Write the records out again exactly, leaving no images in.

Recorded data
------------------------------------
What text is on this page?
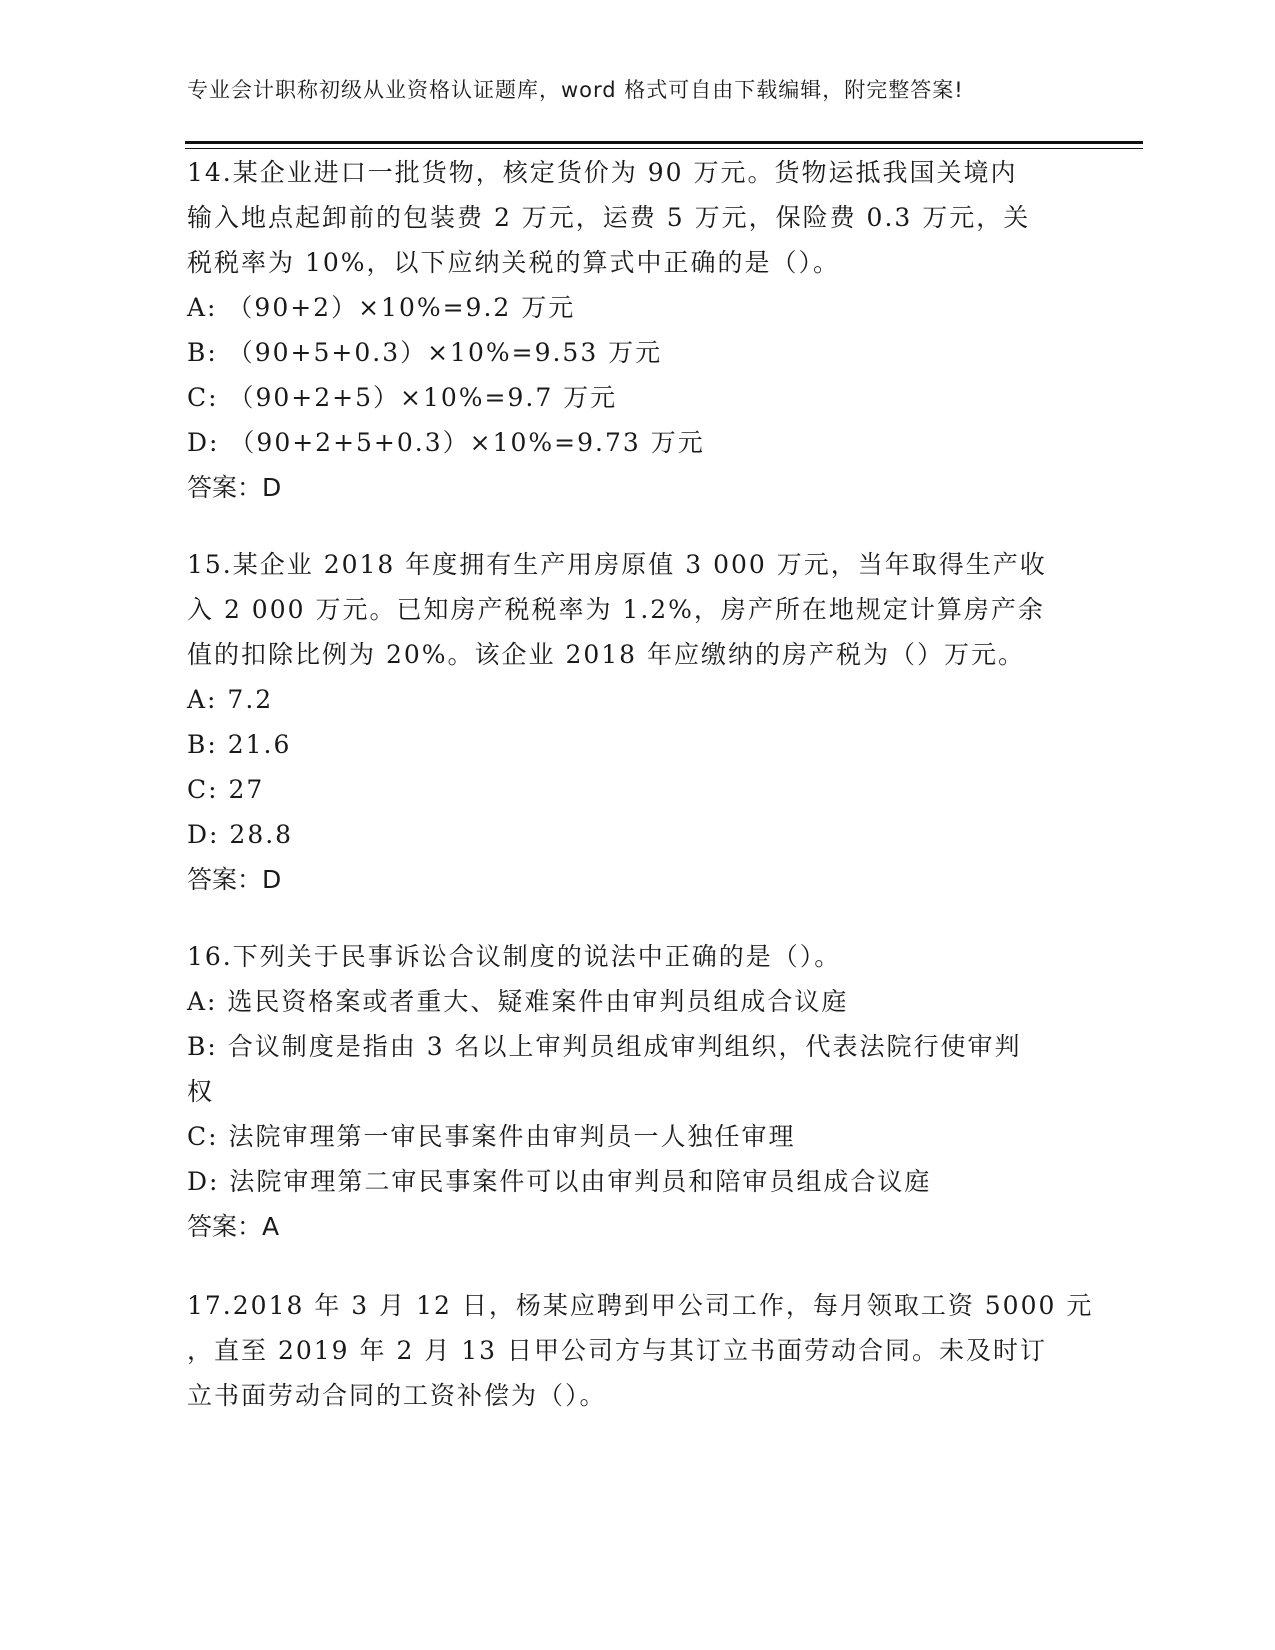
专业会计职称初级从业资格认证题库，word 格式可自由下载编辑，附完整答案!
14.某企业进口一批货物，核定货价为 90 万元。货物运抵我国关境内
输入地点起卸前的包装费 2 万元，运费 5 万元，保险费 0.3 万元，关
税税率为 10%，以下应纳关税的算式中正确的是（）。
A: （90+2）×10%=9.2 万元
B: （90+5+0.3）×10%=9.53 万元
C: （90+2+5）×10%=9.7 万元
D: （90+2+5+0.3）×10%=9.73 万元
答案：D
15.某企业 2018 年度拥有生产用房原值 3 000 万元，当年取得生产收
入 2 000 万元。已知房产税税率为 1.2%，房产所在地规定计算房产余
值的扣除比例为 20%。该企业 2018 年应缴纳的房产税为（）万元。
A: 7.2
B: 21.6
C: 27
D: 28.8
答案：D
16.下列关于民事诉讼合议制度的说法中正确的是（）。
A: 选民资格案或者重大、疑难案件由审判员组成合议庭
B: 合议制度是指由 3 名以上审判员组成审判组织，代表法院行使审判
权
C: 法院审理第一审民事案件由审判员一人独任审理
D: 法院审理第二审民事案件可以由审判员和陪审员组成合议庭
答案：A
17.2018 年 3 月 12 日，杨某应聘到甲公司工作，每月领取工资 5000 元
，直至 2019 年 2 月 13 日甲公司方与其订立书面劳动合同。未及时订
立书面劳动合同的工资补偿为（）。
------------------------------------
* **The solution**:
What text is on this page?
专业会计职称初级从业资格认证题库，word 格式可自由下载编辑，附完整答案!
14.某企业进口一批货物，核定货价为 90 万元。货物运抵我国关境内
输入地点起卸前的包装费 2 万元，运费 5 万元，保险费 0.3 万元，关
税税率为 10%，以下应纳关税的算式中正确的是（）。
A: （90+2）×10%=9.2 万元
B: （90+5+0.3）×10%=9.53 万元
C: （90+2+5）×10%=9.7 万元
D: （90+2+5+0.3）×10%=9.73 万元
答案：D
15.某企业 2018 年度拥有生产用房原值 3 000 万元，当年取得生产收
入 2 000 万元。已知房产税税率为 1.2%，房产所在地规定计算房产余
值的扣除比例为 20%。该企业 2018 年应缴纳的房产税为（）万元。
A: 7.2
B: 21.6
C: 27
D: 28.8
答案：D
16.下列关于民事诉讼合议制度的说法中正确的是（）。
A: 选民资格案或者重大、疑难案件由审判员组成合议庭
B: 合议制度是指由 3 名以上审判员组成审判组织，代表法院行使审判
权
C: 法院审理第一审民事案件由审判员一人独任审理
D: 法院审理第二审民事案件可以由审判员和陪审员组成合议庭
答案：A
17.2018 年 3 月 12 日，杨某应聘到甲公司工作，每月领取工资 5000 元
，直至 2019 年 2 月 13 日甲公司方与其订立书面劳动合同。未及时订
立书面劳动合同的工资补偿为（）。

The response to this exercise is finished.